Un pocillo hondirijillo... Hummm…

Me estoy perdiendo algo, ¿no?


Mi vuelta a las canchas

Unos chabones del foro se juntaron a cenar un par de veces y la pasaron tan bien que les pintó la idea de reunirse regularmente. Armaron entonces un subforo oculto e invitaron a participar a algunos foristas, entre ellos a mí.
Esta vez iban a jugar al fútbol y después a comer un asado, pero como algunos dijeron que no juegan al fóbal, surgió un plan alternativo: tomar algo durante el partido. Yo avisé que mi retiro de la práctica del fútbol había ocurrido más de veinte años atrás y que no como carne, así que me anoté sólo para la cerveza.
La cosa es que, cuando llegué al complejo, había nada más que nueve jugadores. Me dijeron de ir al arco, y les recordé mi larga inactividad. Insistieron, y, si me negaba, medio que parecía que les iba a complicar el partido. Además, recién nos conocemos y ya me pongo en estrella, en diferente: no queda bien. Entonces, me saqué la remera, me subí un poco la malla bermuda, dejé las llaves, las monedas y la billetera junto al arco, me até el flequillo, y me transformé en arquero.
Luego de un par de tiros=goles, decidí que era mejor tratar de impedir que me patearan y me propuse hacer “la gran Higuita”, saliendo a anticipar como un líbero cada vez que fuera posible, no necesariamente para dársela a un compañero, pero por lo menos para tirarla afuera y demorar un poco más la llegada a mi arco. Gané dos o tres anticipos yendo casi hasta mitad de cancha, y creo que no perdí ninguno. Al menos, ninguno terminó en gol con un tiro al arco vacío.
Claro que no siempre podía anticipar. Así, me patearon siete veces: cuatro fueron goles, dos se fueron desviados y uno lo atajé… afuera del área, según me pareció cuando me incorporé con el balón entre mis manos tras haberme arrojado sobre él con decisión. Pero, tal vez por piedad, nadie reclamó, y no la cobraron. Además, hubo un gol en contra, cuando un compañero desvió un centro atrás al que ya tenía calculado para tirarme a cortar.

Ítems:

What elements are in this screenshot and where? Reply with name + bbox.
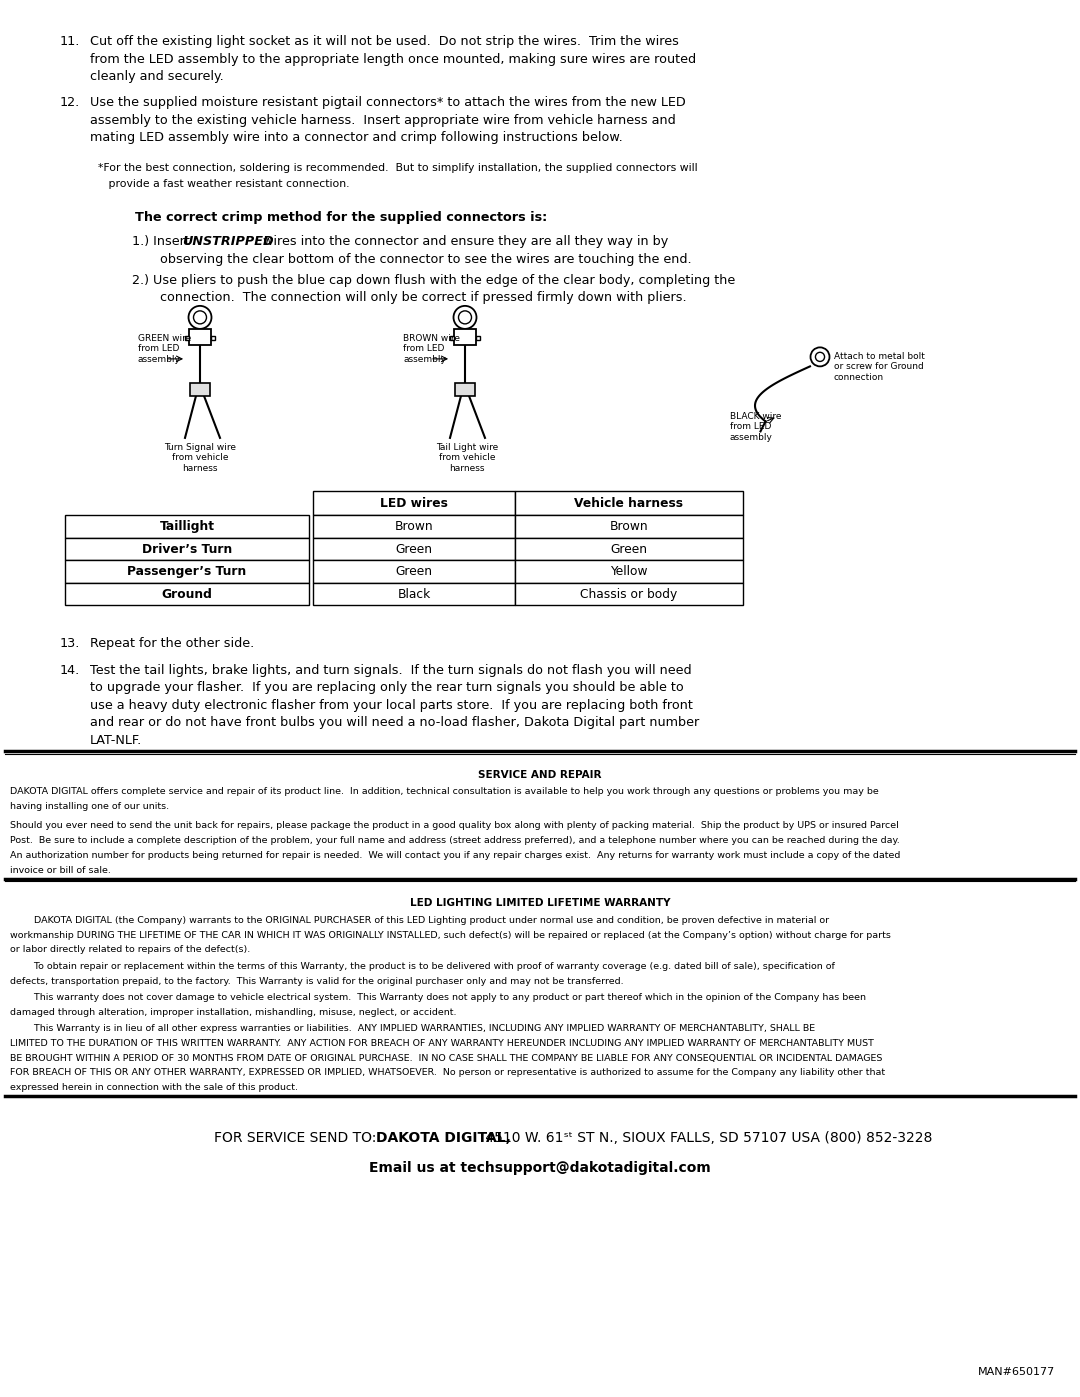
Text: DAKOTA DIGITAL offers complete service and repair of its product line.  In addit: DAKOTA DIGITAL offers complete service a… <box>10 787 879 796</box>
Bar <box>515 490 743 515</box>
Text: Brown: Brown <box>394 520 433 534</box>
Text: defects, transportation prepaid, to the factory.  This Warranty is valid for the: defects, transportation prepaid, to the … <box>10 977 623 985</box>
Text: 2.) Use pliers to push the blue cap down flush with the edge of the clear body, : 2.) Use pliers to push the blue cap down… <box>132 274 735 286</box>
Text: Tail Light wire
from vehicle
harness: Tail Light wire from vehicle harness <box>436 443 498 472</box>
Text: wires into the connector and ensure they are all they way in by: wires into the connector and ensure they… <box>259 235 669 249</box>
Text: from the LED assembly to the appropriate length once mounted, making sure wires : from the LED assembly to the appropriate… <box>90 53 697 66</box>
Text: LAT-NLF.: LAT-NLF. <box>90 733 143 746</box>
Text: Test the tail lights, brake lights, and turn signals.  If the turn signals do no: Test the tail lights, brake lights, and … <box>90 664 691 676</box>
Text: *For the best connection, soldering is recommended.  But to simplify installatio: *For the best connection, soldering is r… <box>98 162 698 173</box>
Text: assembly to the existing vehicle harness.  Insert appropriate wire from vehicle : assembly to the existing vehicle harness… <box>90 113 676 127</box>
Text: 11.: 11. <box>60 35 80 47</box>
Bar <box>454 328 476 345</box>
Text: Use the supplied moisture resistant pigtail connectors* to attach the wires from: Use the supplied moisture resistant pigt… <box>90 96 686 109</box>
Text: workmanship DURING THE LIFETIME OF THE CAR IN WHICH IT WAS ORIGINALLY INSTALLED,: workmanship DURING THE LIFETIME OF THE C… <box>10 930 891 940</box>
Text: 4510 W. 61ˢᵗ ST N., SIOUX FALLS, SD 57107 USA (800) 852-3228: 4510 W. 61ˢᵗ ST N., SIOUX FALLS, SD 5710… <box>481 1132 932 1146</box>
Text: MAN#650177: MAN#650177 <box>977 1368 1055 1377</box>
Circle shape <box>454 306 476 328</box>
Text: Passenger’s Turn: Passenger’s Turn <box>127 566 246 578</box>
Text: provide a fast weather resistant connection.: provide a fast weather resistant connect… <box>98 179 350 190</box>
Text: having installing one of our units.: having installing one of our units. <box>10 802 170 810</box>
Text: Taillight: Taillight <box>160 520 215 534</box>
Text: An authorization number for products being returned for repair is needed.  We wi: An authorization number for products bei… <box>10 851 901 859</box>
Text: use a heavy duty electronic flasher from your local parts store.  If you are rep: use a heavy duty electronic flasher from… <box>90 698 693 711</box>
Text: Turn Signal wire
from vehicle
harness: Turn Signal wire from vehicle harness <box>164 443 237 472</box>
Text: Ground: Ground <box>162 588 213 601</box>
Text: Email us at techsupport@dakotadigital.com: Email us at techsupport@dakotadigital.co… <box>369 1161 711 1175</box>
Text: expressed herein in connection with the sale of this product.: expressed herein in connection with the … <box>10 1083 298 1092</box>
Text: BE BROUGHT WITHIN A PERIOD OF 30 MONTHS FROM DATE OF ORIGINAL PURCHASE.  IN NO C: BE BROUGHT WITHIN A PERIOD OF 30 MONTHS … <box>10 1053 882 1063</box>
Bar <box>313 515 515 538</box>
Text: UNSTRIPPED: UNSTRIPPED <box>183 235 273 249</box>
Text: SERVICE AND REPAIR: SERVICE AND REPAIR <box>478 770 602 780</box>
Bar <box>313 538 515 560</box>
Text: Green: Green <box>395 542 432 556</box>
Text: Vehicle harness: Vehicle harness <box>575 496 684 510</box>
Text: GREEN wire
from LED
assembly: GREEN wire from LED assembly <box>138 334 191 363</box>
Text: Attach to metal bolt
or screw for Ground
connection: Attach to metal bolt or screw for Ground… <box>834 352 924 381</box>
Text: LED LIGHTING LIMITED LIFETIME WARRANTY: LED LIGHTING LIMITED LIFETIME WARRANTY <box>409 898 671 908</box>
Bar <box>450 335 454 339</box>
Text: FOR SERVICE SEND TO:: FOR SERVICE SEND TO: <box>214 1132 381 1146</box>
Circle shape <box>815 352 824 362</box>
Bar <box>65 515 309 538</box>
Bar <box>65 583 309 605</box>
Text: This Warranty is in lieu of all other express warranties or liabilities.  ANY IM: This Warranty is in lieu of all other ex… <box>10 1024 815 1032</box>
Text: LIMITED TO THE DURATION OF THIS WRITTEN WARRANTY.  ANY ACTION FOR BREACH OF ANY : LIMITED TO THE DURATION OF THIS WRITTEN … <box>10 1039 874 1048</box>
Bar <box>185 335 189 339</box>
Text: Green: Green <box>610 542 648 556</box>
Text: observing the clear bottom of the connector to see the wires are touching the en: observing the clear bottom of the connec… <box>132 253 691 265</box>
Text: mating LED assembly wire into a connector and crimp following instructions below: mating LED assembly wire into a connecto… <box>90 131 623 144</box>
Text: LED wires: LED wires <box>380 496 448 510</box>
Circle shape <box>810 348 829 366</box>
Bar <box>515 538 743 560</box>
Bar <box>313 490 515 515</box>
Text: DAKOTA DIGITAL (the Company) warrants to the ORIGINAL PURCHASER of this LED Ligh: DAKOTA DIGITAL (the Company) warrants to… <box>10 916 829 925</box>
Text: DAKOTA DIGITAL,: DAKOTA DIGITAL, <box>376 1132 511 1146</box>
Bar <box>455 383 475 395</box>
Text: 1.) Insert: 1.) Insert <box>132 235 194 249</box>
Text: or labor directly related to repairs of the defect(s).: or labor directly related to repairs of … <box>10 946 251 954</box>
Text: Chassis or body: Chassis or body <box>580 588 677 601</box>
Circle shape <box>193 312 206 324</box>
Text: BLACK wire
from LED
assembly: BLACK wire from LED assembly <box>730 412 782 441</box>
Text: connection.  The connection will only be correct if pressed firmly down with pli: connection. The connection will only be … <box>132 292 687 305</box>
Text: Cut off the existing light socket as it will not be used.  Do not strip the wire: Cut off the existing light socket as it … <box>90 35 679 47</box>
Text: and rear or do not have front bulbs you will need a no-load flasher, Dakota Digi: and rear or do not have front bulbs you … <box>90 717 699 729</box>
Text: Yellow: Yellow <box>610 566 648 578</box>
Text: invoice or bill of sale.: invoice or bill of sale. <box>10 866 111 875</box>
Bar <box>515 560 743 583</box>
Text: Green: Green <box>395 566 432 578</box>
Text: cleanly and securely.: cleanly and securely. <box>90 70 224 82</box>
Bar <box>476 335 480 339</box>
Bar <box>313 583 515 605</box>
Bar <box>515 583 743 605</box>
Text: Should you ever need to send the unit back for repairs, please package the produ: Should you ever need to send the unit ba… <box>10 821 899 830</box>
Bar <box>515 515 743 538</box>
Text: FOR BREACH OF THIS OR ANY OTHER WARRANTY, EXPRESSED OR IMPLIED, WHATSOEVER.  No : FOR BREACH OF THIS OR ANY OTHER WARRANTY… <box>10 1069 886 1077</box>
Text: Post.  Be sure to include a complete description of the problem, your full name : Post. Be sure to include a complete desc… <box>10 835 900 845</box>
Bar <box>65 560 309 583</box>
Text: BROWN wire
from LED
assembly: BROWN wire from LED assembly <box>403 334 460 363</box>
Text: 14.: 14. <box>60 664 80 676</box>
Text: to upgrade your flasher.  If you are replacing only the rear turn signals you sh: to upgrade your flasher. If you are repl… <box>90 682 684 694</box>
Text: This warranty does not cover damage to vehicle electrical system.  This Warranty: This warranty does not cover damage to v… <box>10 993 866 1002</box>
Circle shape <box>189 306 212 328</box>
Text: 12.: 12. <box>60 96 80 109</box>
Text: 13.: 13. <box>60 637 80 651</box>
Text: To obtain repair or replacement within the terms of this Warranty, the product i: To obtain repair or replacement within t… <box>10 961 835 971</box>
Text: Repeat for the other side.: Repeat for the other side. <box>90 637 254 651</box>
Bar <box>190 383 210 395</box>
Bar <box>211 335 215 339</box>
Text: Black: Black <box>397 588 431 601</box>
Text: Driver’s Turn: Driver’s Turn <box>141 542 232 556</box>
Bar <box>65 538 309 560</box>
Text: The correct crimp method for the supplied connectors is:: The correct crimp method for the supplie… <box>135 211 548 224</box>
Text: damaged through alteration, improper installation, mishandling, misuse, neglect,: damaged through alteration, improper ins… <box>10 1007 457 1017</box>
Bar <box>189 328 211 345</box>
Bar <box>313 560 515 583</box>
Circle shape <box>459 312 472 324</box>
Text: Brown: Brown <box>610 520 648 534</box>
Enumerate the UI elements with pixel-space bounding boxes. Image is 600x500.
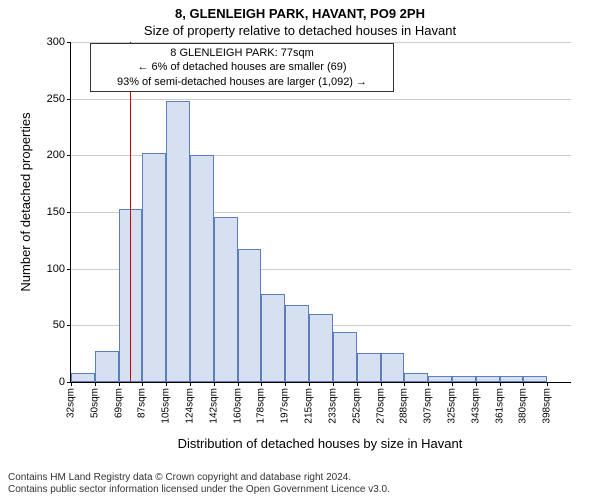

Enunciado: Continúe el relato sobre la vuelta al fútbol como arquero a partir de la última oración del fragmento.

Respuesta:
En un momento, un rechazo largo de ellos se fue al lateral cerca de mi córner izquierdo. Bajé a buscar la pelota, que se había ido a una escalera que lleva al sótano, y desde que abandoné el arco, mientras me descolgué por la baranda, todo el trayecto hasta abajo y la subida, trataba de recordar si el lateral se hacía con el pie o con la mano. Al final, lo jugué de abajo, y estuvo OK.
Lo mejor fue ver el juego desde atrás, y tratar de adivinar la jugada siguiente. Sobre todo, cuando estaban lejos, y era una especie de mix entre participante y espectador, pero con la ventaja de tenerlos a mi misma altura; no como en la tele, que las tomas de atrás del arco te muestran a los jugadores muy chiquitos. Cuando el juego se acercaba a mi área en jugadas construidas no estaba tan bueno. Y cuando me vacunaban una y otra vez, menos todavía.
Después llegó un pelado, lo mandaron al arco, y quedamos seis contra cinco. Yo traté de hacer como en el colegio, jugando de nueve pescador, pero no cazaba una. Para emparejar, hicieron un cambio, y me pasaron al equipo que estaba ganando. No la toqué, salvo un pase que me llevé con el pecho (“¡bien!”, gritó uno, sorprendido) y un enganche en el área que terminó con un mal centro rematado con el diario, y me comí un profundo caño que me metió el mismo que me había hecho el gol en contra, ahora convertido en rival.
Más tarde casi hago un papelón: un compañero se la pasa al pelado, y este agarra la pelota con las manos. ¡Y yo casi protesto! El tipo saca, y la naturalidad con que sigue el juego me anoticia de que acá está permitido el pase con el pie al arquero.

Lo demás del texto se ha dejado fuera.